Reproduce the listing below word for word, leaving out the pictures.

# Information provided:

** begin **

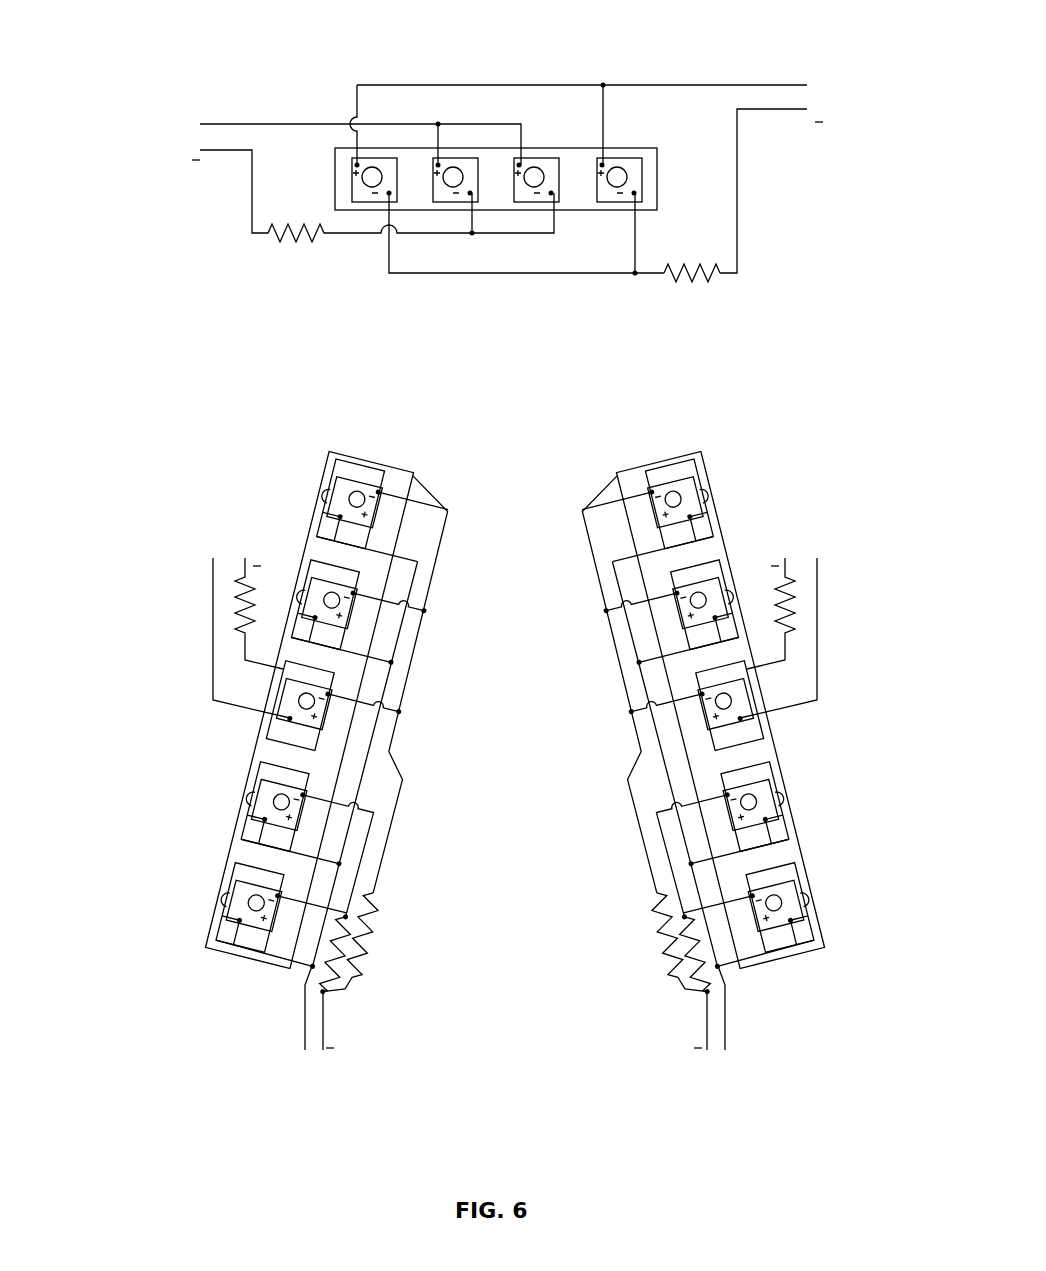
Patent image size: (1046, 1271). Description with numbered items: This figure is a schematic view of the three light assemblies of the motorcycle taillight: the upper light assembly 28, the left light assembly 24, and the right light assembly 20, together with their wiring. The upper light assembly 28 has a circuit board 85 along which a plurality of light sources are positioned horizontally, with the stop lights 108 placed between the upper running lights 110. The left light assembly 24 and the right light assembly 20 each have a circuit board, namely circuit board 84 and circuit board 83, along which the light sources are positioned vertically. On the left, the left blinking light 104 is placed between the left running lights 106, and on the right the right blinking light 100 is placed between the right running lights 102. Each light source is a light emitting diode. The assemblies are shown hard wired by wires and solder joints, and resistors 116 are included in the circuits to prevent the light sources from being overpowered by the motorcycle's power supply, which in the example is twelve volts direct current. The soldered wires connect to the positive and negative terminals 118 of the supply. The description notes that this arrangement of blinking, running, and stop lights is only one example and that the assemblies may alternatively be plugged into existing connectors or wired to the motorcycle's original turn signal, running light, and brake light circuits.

The upper light assembly 28 is at (212, 50).
The upper running lights 110 is at (387, 157).
The stop lights 108 is at (472, 157).
The circuit board 85 is at (650, 185).
The resistors 116 is at (706, 280).
The left light assembly 24 is at (226, 452).
The circuit board 84 is at (415, 485).
The left running lights 106 is at (303, 596).
The left blinking light 104 is at (290, 719).
The right light assembly 20 is at (576, 465).
The right running lights 102 is at (727, 596).
The right blinking light 100 is at (750, 690).
The circuit board 83 is at (812, 852).
The positive and negative terminals 118 is at (752, 1048).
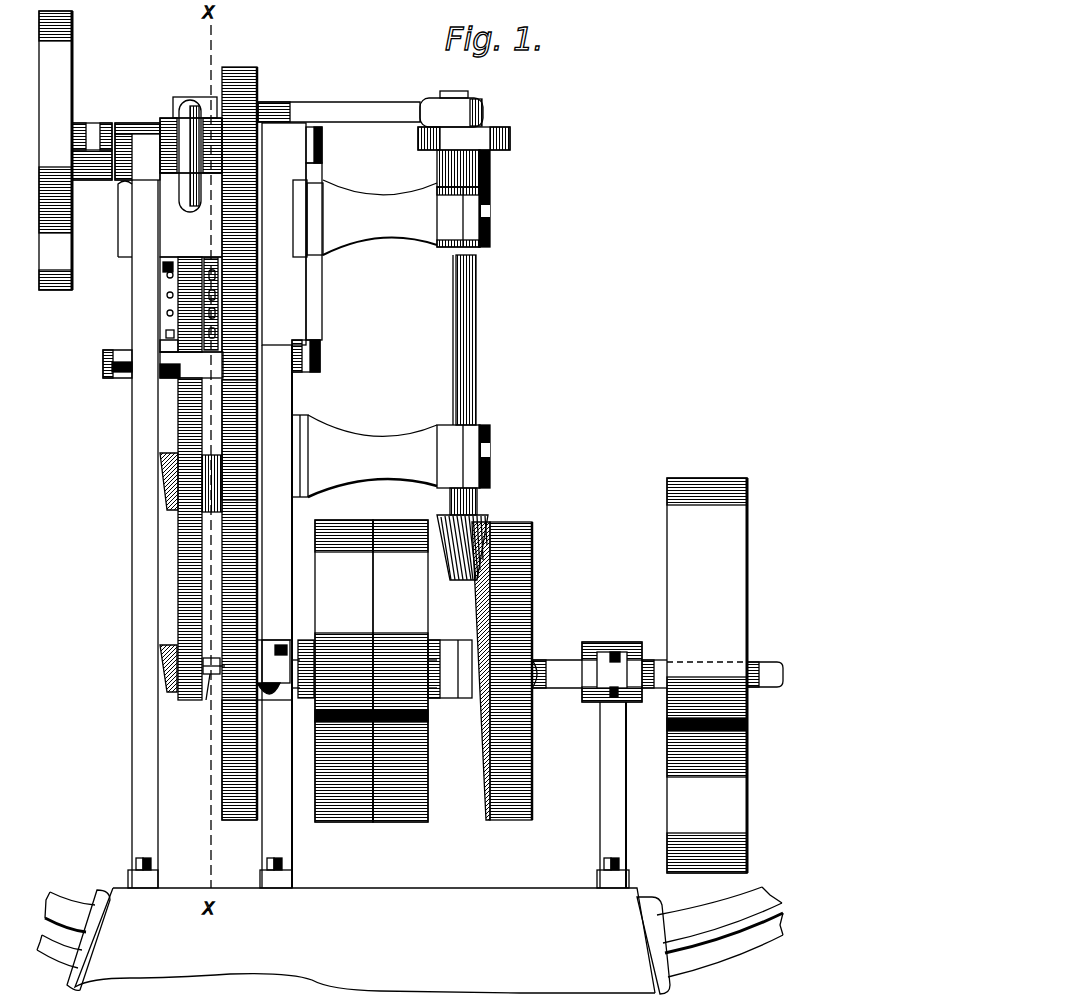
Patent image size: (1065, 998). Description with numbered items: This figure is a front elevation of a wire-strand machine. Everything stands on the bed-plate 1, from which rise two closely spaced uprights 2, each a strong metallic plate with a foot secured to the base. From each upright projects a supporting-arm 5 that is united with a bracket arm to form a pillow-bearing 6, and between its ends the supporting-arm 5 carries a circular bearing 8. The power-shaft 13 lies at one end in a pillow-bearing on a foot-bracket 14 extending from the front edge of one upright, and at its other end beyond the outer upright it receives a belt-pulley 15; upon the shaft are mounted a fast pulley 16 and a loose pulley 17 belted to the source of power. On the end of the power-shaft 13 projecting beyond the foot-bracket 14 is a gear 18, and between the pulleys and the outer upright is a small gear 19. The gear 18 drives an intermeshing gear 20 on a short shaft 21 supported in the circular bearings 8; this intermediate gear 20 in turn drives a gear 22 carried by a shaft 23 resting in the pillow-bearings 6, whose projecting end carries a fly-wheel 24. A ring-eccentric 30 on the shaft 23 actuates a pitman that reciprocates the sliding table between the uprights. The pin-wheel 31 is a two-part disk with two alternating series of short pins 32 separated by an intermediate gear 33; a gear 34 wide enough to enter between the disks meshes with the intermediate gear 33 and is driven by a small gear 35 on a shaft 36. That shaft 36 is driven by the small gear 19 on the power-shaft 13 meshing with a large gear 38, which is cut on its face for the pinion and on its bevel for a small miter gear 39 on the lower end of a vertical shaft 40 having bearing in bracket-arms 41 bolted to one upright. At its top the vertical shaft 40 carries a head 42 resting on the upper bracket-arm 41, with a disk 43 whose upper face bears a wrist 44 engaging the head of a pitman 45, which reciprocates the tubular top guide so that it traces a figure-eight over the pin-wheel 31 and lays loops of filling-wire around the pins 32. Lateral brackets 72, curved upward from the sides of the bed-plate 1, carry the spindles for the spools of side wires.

The bed-plate 1 is at (365, 940).
The uprights 2 is at (133, 570).
The supporting-arm 5 is at (140, 290).
The pillow-bearing 6 is at (128, 128).
The circular bearing 8 is at (118, 384).
The power-shaft 13 is at (566, 690).
The foot-bracket 14 is at (275, 828).
The belt-pulley 15 is at (707, 675).
The fast pulley 16 is at (344, 671).
The loose pulley 17 is at (400, 671).
The gear 18 is at (228, 742).
The small gear 19 is at (520, 656).
The intermeshing gear 20 is at (240, 433).
The short shaft 21 is at (177, 379).
The gear 22 is at (260, 92).
The shaft 23 is at (323, 158).
The fly-wheel 24 is at (68, 100).
The ring-eccentric 30 is at (190, 204).
The pin-wheel 31 is at (165, 336).
The short pins 32 is at (190, 268).
The intermediate gear 33 is at (176, 312).
The gear 34 is at (178, 600).
The small gear 35 is at (160, 692).
The shaft 36 is at (200, 696).
The large gear 38 is at (522, 588).
The bevel or miter gear 39 is at (470, 532).
The vertical shaft 40 is at (478, 396).
The bracket-arms 41 is at (364, 338).
The head 42 is at (492, 180).
The disk 43 is at (498, 130).
The wrist 44 is at (470, 94).
The pitman 45 is at (366, 112).
The lateral brackets 72 is at (70, 905).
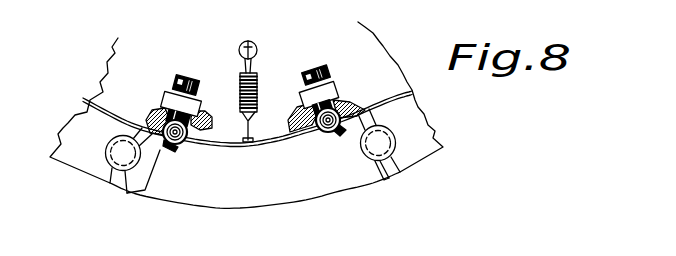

** end **

# Output of the exercise:
Patent image size: (1046, 1271). Description with numbered items: This figure is a schematic view of the three light assemblies of the motorcycle taillight: the upper light assembly 28, the left light assembly 24, and the right light assembly 20, together with their wiring. The upper light assembly 28 has a circuit board 85 along which a plurality of light sources are positioned horizontally, with the stop lights 108 placed between the upper running lights 110. The left light assembly 24 and the right light assembly 20 each have a circuit board, namely circuit board 84 and circuit board 83, along which the light sources are positioned vertically. On the left, the left blinking light 104 is placed between the left running lights 106, and on the right the right blinking light 100 is placed between the right running lights 102. Each light source is a light emitting diode. The assemblies are shown hard wired by wires and solder joints, and resistors 116 are included in the circuits to prevent the light sources from being overpowered by the motorcycle's power supply, which in the example is twelve volts direct current. The soldered wires connect to the positive and negative terminals 118 of the supply. The description notes that this arrangement of blinking, running, and stop lights is only one example and that the assemblies may alternatively be plugged into existing connectors or wired to the motorcycle's original turn signal, running light, and brake light circuits.

The upper light assembly 28 is at (212, 50).
The upper running lights 110 is at (387, 157).
The stop lights 108 is at (472, 157).
The circuit board 85 is at (650, 185).
The resistors 116 is at (706, 280).
The left light assembly 24 is at (226, 452).
The circuit board 84 is at (415, 485).
The left running lights 106 is at (303, 596).
The left blinking light 104 is at (290, 719).
The right light assembly 20 is at (576, 465).
The right running lights 102 is at (727, 596).
The right blinking light 100 is at (750, 690).
The circuit board 83 is at (812, 852).
The positive and negative terminals 118 is at (752, 1048).
Patent image size: (1065, 998). Description with numbered items: This figure is a front elevation of a wire-strand machine. Everything stands on the bed-plate 1, from which rise two closely spaced uprights 2, each a strong metallic plate with a foot secured to the base. From each upright projects a supporting-arm 5 that is united with a bracket arm to form a pillow-bearing 6, and between its ends the supporting-arm 5 carries a circular bearing 8. The power-shaft 13 lies at one end in a pillow-bearing on a foot-bracket 14 extending from the front edge of one upright, and at its other end beyond the outer upright it receives a belt-pulley 15; upon the shaft are mounted a fast pulley 16 and a loose pulley 17 belted to the source of power. On the end of the power-shaft 13 projecting beyond the foot-bracket 14 is a gear 18, and between the pulleys and the outer upright is a small gear 19. The gear 18 drives an intermeshing gear 20 on a short shaft 21 supported in the circular bearings 8; this intermediate gear 20 in turn drives a gear 22 carried by a shaft 23 resting in the pillow-bearings 6, whose projecting end carries a fly-wheel 24. A ring-eccentric 30 on the shaft 23 actuates a pitman that reciprocates the sliding table between the uprights. The pin-wheel 31 is a two-part disk with two alternating series of short pins 32 separated by an intermediate gear 33; a gear 34 wide enough to enter between the disks meshes with the intermediate gear 33 and is driven by a small gear 35 on a shaft 36. That shaft 36 is driven by the small gear 19 on the power-shaft 13 meshing with a large gear 38, which is cut on its face for the pinion and on its bevel for a small miter gear 39 on the lower end of a vertical shaft 40 having bearing in bracket-arms 41 bolted to one upright. At its top the vertical shaft 40 carries a head 42 resting on the upper bracket-arm 41, with a disk 43 whose upper face bears a wrist 44 engaging the head of a pitman 45, which reciprocates the tubular top guide so that it traces a figure-eight over the pin-wheel 31 and lays loops of filling-wire around the pins 32. Lateral brackets 72, curved upward from the sides of the bed-plate 1, carry the spindles for the spools of side wires.

The bed-plate 1 is at (365, 940).
The uprights 2 is at (133, 570).
The supporting-arm 5 is at (140, 290).
The pillow-bearing 6 is at (128, 128).
The circular bearing 8 is at (118, 384).
The power-shaft 13 is at (566, 690).
The foot-bracket 14 is at (275, 828).
The belt-pulley 15 is at (707, 675).
The fast pulley 16 is at (344, 671).
The loose pulley 17 is at (400, 671).
The gear 18 is at (228, 742).
The small gear 19 is at (520, 656).
The intermeshing gear 20 is at (240, 433).
The short shaft 21 is at (177, 379).
The gear 22 is at (260, 92).
The shaft 23 is at (323, 158).
The fly-wheel 24 is at (68, 100).
The ring-eccentric 30 is at (190, 204).
The pin-wheel 31 is at (165, 336).
The short pins 32 is at (190, 268).
The intermediate gear 33 is at (176, 312).
The gear 34 is at (178, 600).
The small gear 35 is at (160, 692).
The shaft 36 is at (200, 696).
The large gear 38 is at (522, 588).
The bevel or miter gear 39 is at (470, 532).
The vertical shaft 40 is at (478, 396).
The bracket-arms 41 is at (364, 338).
The head 42 is at (492, 180).
The disk 43 is at (498, 130).
The wrist 44 is at (470, 94).
The pitman 45 is at (366, 112).
The lateral brackets 72 is at (70, 905).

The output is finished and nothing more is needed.